### PROBLEM TO SOLVE
Repeat every record below exactly, omitting any pictures.
..........
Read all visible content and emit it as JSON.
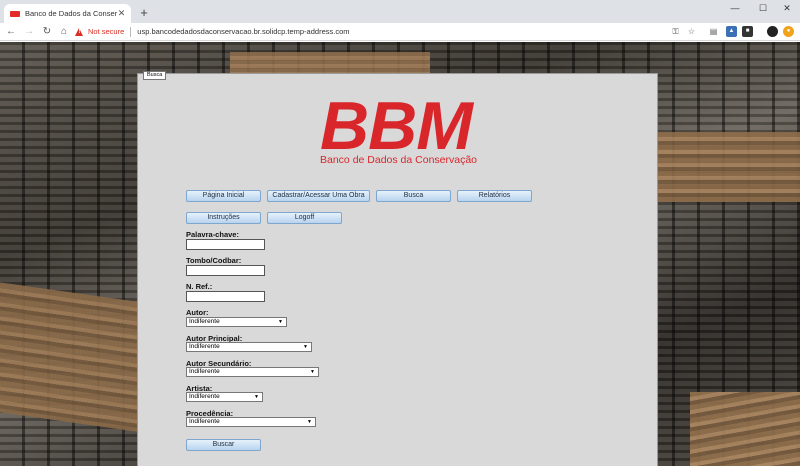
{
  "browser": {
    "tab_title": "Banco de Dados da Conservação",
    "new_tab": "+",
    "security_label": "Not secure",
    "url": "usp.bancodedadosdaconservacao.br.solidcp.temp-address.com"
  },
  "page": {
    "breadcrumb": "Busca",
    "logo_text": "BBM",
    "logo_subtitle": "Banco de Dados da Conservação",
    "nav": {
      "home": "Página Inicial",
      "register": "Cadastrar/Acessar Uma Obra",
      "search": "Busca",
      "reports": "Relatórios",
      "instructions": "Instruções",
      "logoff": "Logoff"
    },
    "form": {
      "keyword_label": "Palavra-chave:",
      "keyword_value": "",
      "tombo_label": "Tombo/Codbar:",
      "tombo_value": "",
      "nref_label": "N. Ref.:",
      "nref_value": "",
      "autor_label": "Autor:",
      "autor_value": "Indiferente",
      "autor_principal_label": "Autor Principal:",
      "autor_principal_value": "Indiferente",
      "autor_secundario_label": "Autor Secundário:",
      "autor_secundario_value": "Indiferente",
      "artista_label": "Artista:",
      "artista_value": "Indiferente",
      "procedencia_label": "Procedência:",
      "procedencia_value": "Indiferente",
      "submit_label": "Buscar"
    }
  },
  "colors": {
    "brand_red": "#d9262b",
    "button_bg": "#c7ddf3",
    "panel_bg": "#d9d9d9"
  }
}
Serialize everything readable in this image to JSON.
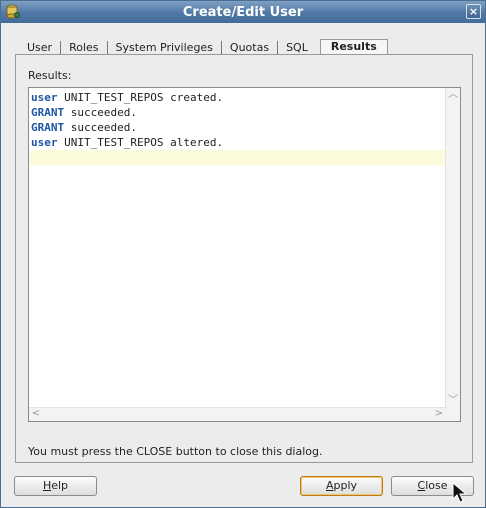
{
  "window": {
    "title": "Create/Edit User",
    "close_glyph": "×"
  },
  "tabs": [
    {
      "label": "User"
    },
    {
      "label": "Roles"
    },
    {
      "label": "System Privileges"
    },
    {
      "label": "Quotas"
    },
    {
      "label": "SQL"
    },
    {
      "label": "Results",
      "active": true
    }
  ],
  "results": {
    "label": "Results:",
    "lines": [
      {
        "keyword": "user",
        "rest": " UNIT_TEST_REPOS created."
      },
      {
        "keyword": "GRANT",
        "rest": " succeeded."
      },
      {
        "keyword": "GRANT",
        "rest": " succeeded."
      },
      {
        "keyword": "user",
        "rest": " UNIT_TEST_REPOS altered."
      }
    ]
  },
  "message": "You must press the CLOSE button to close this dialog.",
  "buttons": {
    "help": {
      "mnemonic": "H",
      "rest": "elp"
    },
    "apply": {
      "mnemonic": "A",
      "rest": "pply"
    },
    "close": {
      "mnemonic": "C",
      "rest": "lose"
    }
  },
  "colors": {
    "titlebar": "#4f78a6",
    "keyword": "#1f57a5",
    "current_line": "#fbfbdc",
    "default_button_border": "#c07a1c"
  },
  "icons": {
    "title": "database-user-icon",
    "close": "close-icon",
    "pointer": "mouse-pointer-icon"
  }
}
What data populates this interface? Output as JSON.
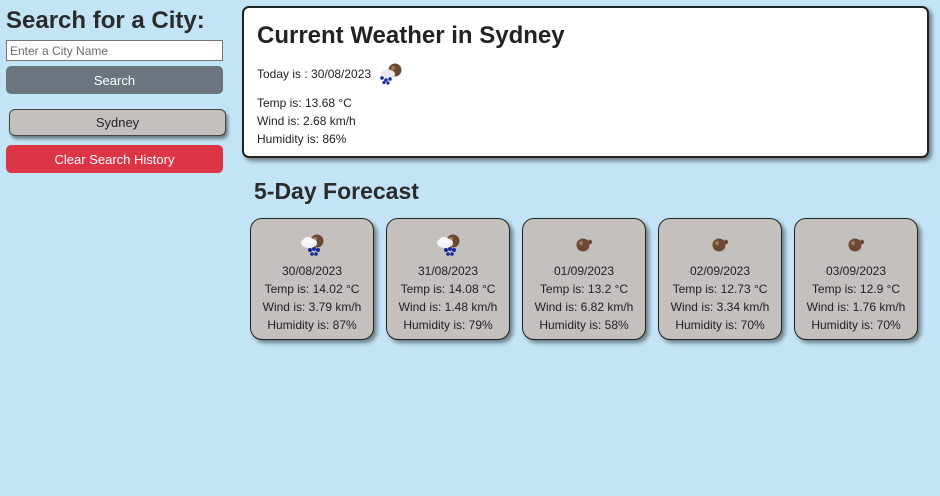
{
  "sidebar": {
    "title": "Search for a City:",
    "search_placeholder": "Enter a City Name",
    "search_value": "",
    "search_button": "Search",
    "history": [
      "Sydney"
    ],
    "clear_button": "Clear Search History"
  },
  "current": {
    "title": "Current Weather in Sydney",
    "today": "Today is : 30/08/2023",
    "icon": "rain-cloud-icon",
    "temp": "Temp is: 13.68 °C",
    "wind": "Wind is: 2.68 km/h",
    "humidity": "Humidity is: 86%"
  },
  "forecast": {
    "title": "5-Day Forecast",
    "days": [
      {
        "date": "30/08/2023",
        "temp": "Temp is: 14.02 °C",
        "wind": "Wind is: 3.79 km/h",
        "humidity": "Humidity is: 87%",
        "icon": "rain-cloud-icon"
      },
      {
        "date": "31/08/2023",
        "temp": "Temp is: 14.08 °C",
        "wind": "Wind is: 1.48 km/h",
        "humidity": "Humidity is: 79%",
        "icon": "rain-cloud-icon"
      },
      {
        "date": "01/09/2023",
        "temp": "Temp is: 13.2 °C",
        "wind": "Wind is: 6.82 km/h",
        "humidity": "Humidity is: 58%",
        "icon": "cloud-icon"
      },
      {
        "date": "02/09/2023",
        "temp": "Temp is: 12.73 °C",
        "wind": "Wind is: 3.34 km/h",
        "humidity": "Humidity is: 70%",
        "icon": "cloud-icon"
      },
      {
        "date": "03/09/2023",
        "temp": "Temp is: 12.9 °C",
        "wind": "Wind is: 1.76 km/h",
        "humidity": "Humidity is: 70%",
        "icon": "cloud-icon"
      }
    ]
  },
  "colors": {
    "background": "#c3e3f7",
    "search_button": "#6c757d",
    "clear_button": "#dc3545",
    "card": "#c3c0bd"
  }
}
..........
### RESPONSE TO THIS EXERCISE
Read all visible content and emit it as JSON.
{
  "browser": {
    "tab_title": "Banco de Dados da Conservação",
    "new_tab": "+",
    "security_label": "Not secure",
    "url": "usp.bancodedadosdaconservacao.br.solidcp.temp-address.com"
  },
  "page": {
    "breadcrumb": "Busca",
    "logo_text": "BBM",
    "logo_subtitle": "Banco de Dados da Conservação",
    "nav": {
      "home": "Página Inicial",
      "register": "Cadastrar/Acessar Uma Obra",
      "search": "Busca",
      "reports": "Relatórios",
      "instructions": "Instruções",
      "logoff": "Logoff"
    },
    "form": {
      "keyword_label": "Palavra-chave:",
      "keyword_value": "",
      "tombo_label": "Tombo/Codbar:",
      "tombo_value": "",
      "nref_label": "N. Ref.:",
      "nref_value": "",
      "autor_label": "Autor:",
      "autor_value": "Indiferente",
      "autor_principal_label": "Autor Principal:",
      "autor_principal_value": "Indiferente",
      "autor_secundario_label": "Autor Secundário:",
      "autor_secundario_value": "Indiferente",
      "artista_label": "Artista:",
      "artista_value": "Indiferente",
      "procedencia_label": "Procedência:",
      "procedencia_value": "Indiferente",
      "submit_label": "Buscar"
    }
  },
  "colors": {
    "brand_red": "#d9262b",
    "button_bg": "#c7ddf3",
    "panel_bg": "#d9d9d9"
  }
}
Serialize everything readable in this image to JSON.
{
  "window": {
    "title": "Create/Edit User",
    "close_glyph": "×"
  },
  "tabs": [
    {
      "label": "User"
    },
    {
      "label": "Roles"
    },
    {
      "label": "System Privileges"
    },
    {
      "label": "Quotas"
    },
    {
      "label": "SQL"
    },
    {
      "label": "Results",
      "active": true
    }
  ],
  "results": {
    "label": "Results:",
    "lines": [
      {
        "keyword": "user",
        "rest": " UNIT_TEST_REPOS created."
      },
      {
        "keyword": "GRANT",
        "rest": " succeeded."
      },
      {
        "keyword": "GRANT",
        "rest": " succeeded."
      },
      {
        "keyword": "user",
        "rest": " UNIT_TEST_REPOS altered."
      }
    ]
  },
  "message": "You must press the CLOSE button to close this dialog.",
  "buttons": {
    "help": {
      "mnemonic": "H",
      "rest": "elp"
    },
    "apply": {
      "mnemonic": "A",
      "rest": "pply"
    },
    "close": {
      "mnemonic": "C",
      "rest": "lose"
    }
  },
  "colors": {
    "titlebar": "#4f78a6",
    "keyword": "#1f57a5",
    "current_line": "#fbfbdc",
    "default_button_border": "#c07a1c"
  },
  "icons": {
    "title": "database-user-icon",
    "close": "close-icon",
    "pointer": "mouse-pointer-icon"
  }
}
What data populates this interface? Output as JSON.
{
  "sidebar": {
    "title": "Search for a City:",
    "search_placeholder": "Enter a City Name",
    "search_value": "",
    "search_button": "Search",
    "history": [
      "Sydney"
    ],
    "clear_button": "Clear Search History"
  },
  "current": {
    "title": "Current Weather in Sydney",
    "today": "Today is : 30/08/2023",
    "icon": "rain-cloud-icon",
    "temp": "Temp is: 13.68 °C",
    "wind": "Wind is: 2.68 km/h",
    "humidity": "Humidity is: 86%"
  },
  "forecast": {
    "title": "5-Day Forecast",
    "days": [
      {
        "date": "30/08/2023",
        "temp": "Temp is: 14.02 °C",
        "wind": "Wind is: 3.79 km/h",
        "humidity": "Humidity is: 87%",
        "icon": "rain-cloud-icon"
      },
      {
        "date": "31/08/2023",
        "temp": "Temp is: 14.08 °C",
        "wind": "Wind is: 1.48 km/h",
        "humidity": "Humidity is: 79%",
        "icon": "rain-cloud-icon"
      },
      {
        "date": "01/09/2023",
        "temp": "Temp is: 13.2 °C",
        "wind": "Wind is: 6.82 km/h",
        "humidity": "Humidity is: 58%",
        "icon": "cloud-icon"
      },
      {
        "date": "02/09/2023",
        "temp": "Temp is: 12.73 °C",
        "wind": "Wind is: 3.34 km/h",
        "humidity": "Humidity is: 70%",
        "icon": "cloud-icon"
      },
      {
        "date": "03/09/2023",
        "temp": "Temp is: 12.9 °C",
        "wind": "Wind is: 1.76 km/h",
        "humidity": "Humidity is: 70%",
        "icon": "cloud-icon"
      }
    ]
  },
  "colors": {
    "background": "#c3e3f7",
    "search_button": "#6c757d",
    "clear_button": "#dc3545",
    "card": "#c3c0bd"
  }
}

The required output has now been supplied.